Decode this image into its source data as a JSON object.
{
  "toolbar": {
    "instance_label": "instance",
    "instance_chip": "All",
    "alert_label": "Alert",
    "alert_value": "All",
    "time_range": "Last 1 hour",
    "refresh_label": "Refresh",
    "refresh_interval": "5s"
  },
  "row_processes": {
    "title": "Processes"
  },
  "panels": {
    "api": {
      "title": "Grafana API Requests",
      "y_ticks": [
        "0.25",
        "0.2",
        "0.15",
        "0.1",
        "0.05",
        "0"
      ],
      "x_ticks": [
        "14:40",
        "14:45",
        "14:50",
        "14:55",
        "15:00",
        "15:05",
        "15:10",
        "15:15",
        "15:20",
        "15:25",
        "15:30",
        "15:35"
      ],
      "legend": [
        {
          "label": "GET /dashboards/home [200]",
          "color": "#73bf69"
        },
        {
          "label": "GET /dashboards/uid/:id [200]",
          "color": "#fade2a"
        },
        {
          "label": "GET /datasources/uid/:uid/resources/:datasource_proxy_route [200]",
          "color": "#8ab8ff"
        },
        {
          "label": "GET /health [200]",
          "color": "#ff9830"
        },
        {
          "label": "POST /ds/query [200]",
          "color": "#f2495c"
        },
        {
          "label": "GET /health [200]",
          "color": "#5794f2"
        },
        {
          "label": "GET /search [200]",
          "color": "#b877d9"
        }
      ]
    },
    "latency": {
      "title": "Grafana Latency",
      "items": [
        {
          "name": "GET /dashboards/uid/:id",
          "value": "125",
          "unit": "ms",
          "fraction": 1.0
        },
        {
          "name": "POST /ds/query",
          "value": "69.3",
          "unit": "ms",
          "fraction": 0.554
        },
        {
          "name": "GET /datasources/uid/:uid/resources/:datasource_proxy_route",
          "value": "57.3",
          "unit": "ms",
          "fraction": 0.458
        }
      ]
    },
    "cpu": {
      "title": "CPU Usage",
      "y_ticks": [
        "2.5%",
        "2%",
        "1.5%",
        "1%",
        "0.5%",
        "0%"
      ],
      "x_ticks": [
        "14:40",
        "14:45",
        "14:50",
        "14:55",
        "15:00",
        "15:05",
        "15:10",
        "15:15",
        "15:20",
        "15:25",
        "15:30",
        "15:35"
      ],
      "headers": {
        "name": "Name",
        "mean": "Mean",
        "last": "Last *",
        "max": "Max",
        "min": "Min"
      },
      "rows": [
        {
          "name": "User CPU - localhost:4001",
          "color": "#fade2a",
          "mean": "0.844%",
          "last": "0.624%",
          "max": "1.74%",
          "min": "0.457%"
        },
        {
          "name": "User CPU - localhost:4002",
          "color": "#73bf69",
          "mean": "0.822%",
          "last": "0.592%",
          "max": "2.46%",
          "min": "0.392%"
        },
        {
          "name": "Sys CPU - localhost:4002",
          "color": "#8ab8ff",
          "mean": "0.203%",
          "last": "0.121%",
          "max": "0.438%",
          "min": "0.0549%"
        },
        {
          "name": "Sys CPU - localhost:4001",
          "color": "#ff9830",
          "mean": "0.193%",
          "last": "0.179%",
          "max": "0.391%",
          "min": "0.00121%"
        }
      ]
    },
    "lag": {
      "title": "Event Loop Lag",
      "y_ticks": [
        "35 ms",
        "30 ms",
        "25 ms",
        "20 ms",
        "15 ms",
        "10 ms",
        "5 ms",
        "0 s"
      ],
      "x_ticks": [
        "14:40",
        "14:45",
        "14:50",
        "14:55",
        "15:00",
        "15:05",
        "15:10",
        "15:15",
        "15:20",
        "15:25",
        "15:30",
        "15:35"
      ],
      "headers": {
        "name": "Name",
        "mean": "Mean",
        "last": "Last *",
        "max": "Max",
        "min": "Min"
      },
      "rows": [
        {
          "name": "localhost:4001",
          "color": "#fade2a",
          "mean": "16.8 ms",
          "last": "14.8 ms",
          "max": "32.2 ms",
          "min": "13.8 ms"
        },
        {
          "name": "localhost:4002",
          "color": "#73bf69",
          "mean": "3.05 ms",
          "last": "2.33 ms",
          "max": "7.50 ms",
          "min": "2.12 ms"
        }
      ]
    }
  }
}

*Stated exercise*
Your task is to output the full set of records exactly as presented.

*The result*
Decode this image into its source data as a JSON object.
{
  "toolbar": {
    "instance_label": "instance",
    "instance_chip": "All",
    "alert_label": "Alert",
    "alert_value": "All",
    "time_range": "Last 1 hour",
    "refresh_label": "Refresh",
    "refresh_interval": "5s"
  },
  "row_processes": {
    "title": "Processes"
  },
  "panels": {
    "api": {
      "title": "Grafana API Requests",
      "y_ticks": [
        "0.25",
        "0.2",
        "0.15",
        "0.1",
        "0.05",
        "0"
      ],
      "x_ticks": [
        "14:40",
        "14:45",
        "14:50",
        "14:55",
        "15:00",
        "15:05",
        "15:10",
        "15:15",
        "15:20",
        "15:25",
        "15:30",
        "15:35"
      ],
      "legend": [
        {
          "label": "GET /dashboards/home [200]",
          "color": "#73bf69"
        },
        {
          "label": "GET /dashboards/uid/:id [200]",
          "color": "#fade2a"
        },
        {
          "label": "GET /datasources/uid/:uid/resources/:datasource_proxy_route [200]",
          "color": "#8ab8ff"
        },
        {
          "label": "GET /health [200]",
          "color": "#ff9830"
        },
        {
          "label": "POST /ds/query [200]",
          "color": "#f2495c"
        },
        {
          "label": "GET /health [200]",
          "color": "#5794f2"
        },
        {
          "label": "GET /search [200]",
          "color": "#b877d9"
        }
      ]
    },
    "latency": {
      "title": "Grafana Latency",
      "items": [
        {
          "name": "GET /dashboards/uid/:id",
          "value": "125",
          "unit": "ms",
          "fraction": 1.0
        },
        {
          "name": "POST /ds/query",
          "value": "69.3",
          "unit": "ms",
          "fraction": 0.554
        },
        {
          "name": "GET /datasources/uid/:uid/resources/:datasource_proxy_route",
          "value": "57.3",
          "unit": "ms",
          "fraction": 0.458
        }
      ]
    },
    "cpu": {
      "title": "CPU Usage",
      "y_ticks": [
        "2.5%",
        "2%",
        "1.5%",
        "1%",
        "0.5%",
        "0%"
      ],
      "x_ticks": [
        "14:40",
        "14:45",
        "14:50",
        "14:55",
        "15:00",
        "15:05",
        "15:10",
        "15:15",
        "15:20",
        "15:25",
        "15:30",
        "15:35"
      ],
      "headers": {
        "name": "Name",
        "mean": "Mean",
        "last": "Last *",
        "max": "Max",
        "min": "Min"
      },
      "rows": [
        {
          "name": "User CPU - localhost:4001",
          "color": "#fade2a",
          "mean": "0.844%",
          "last": "0.624%",
          "max": "1.74%",
          "min": "0.457%"
        },
        {
          "name": "User CPU - localhost:4002",
          "color": "#73bf69",
          "mean": "0.822%",
          "last": "0.592%",
          "max": "2.46%",
          "min": "0.392%"
        },
        {
          "name": "Sys CPU - localhost:4002",
          "color": "#8ab8ff",
          "mean": "0.203%",
          "last": "0.121%",
          "max": "0.438%",
          "min": "0.0549%"
        },
        {
          "name": "Sys CPU - localhost:4001",
          "color": "#ff9830",
          "mean": "0.193%",
          "last": "0.179%",
          "max": "0.391%",
          "min": "0.00121%"
        }
      ]
    },
    "lag": {
      "title": "Event Loop Lag",
      "y_ticks": [
        "35 ms",
        "30 ms",
        "25 ms",
        "20 ms",
        "15 ms",
        "10 ms",
        "5 ms",
        "0 s"
      ],
      "x_ticks": [
        "14:40",
        "14:45",
        "14:50",
        "14:55",
        "15:00",
        "15:05",
        "15:10",
        "15:15",
        "15:20",
        "15:25",
        "15:30",
        "15:35"
      ],
      "headers": {
        "name": "Name",
        "mean": "Mean",
        "last": "Last *",
        "max": "Max",
        "min": "Min"
      },
      "rows": [
        {
          "name": "localhost:4001",
          "color": "#fade2a",
          "mean": "16.8 ms",
          "last": "14.8 ms",
          "max": "32.2 ms",
          "min": "13.8 ms"
        },
        {
          "name": "localhost:4002",
          "color": "#73bf69",
          "mean": "3.05 ms",
          "last": "2.33 ms",
          "max": "7.50 ms",
          "min": "2.12 ms"
        }
      ]
    }
  }
}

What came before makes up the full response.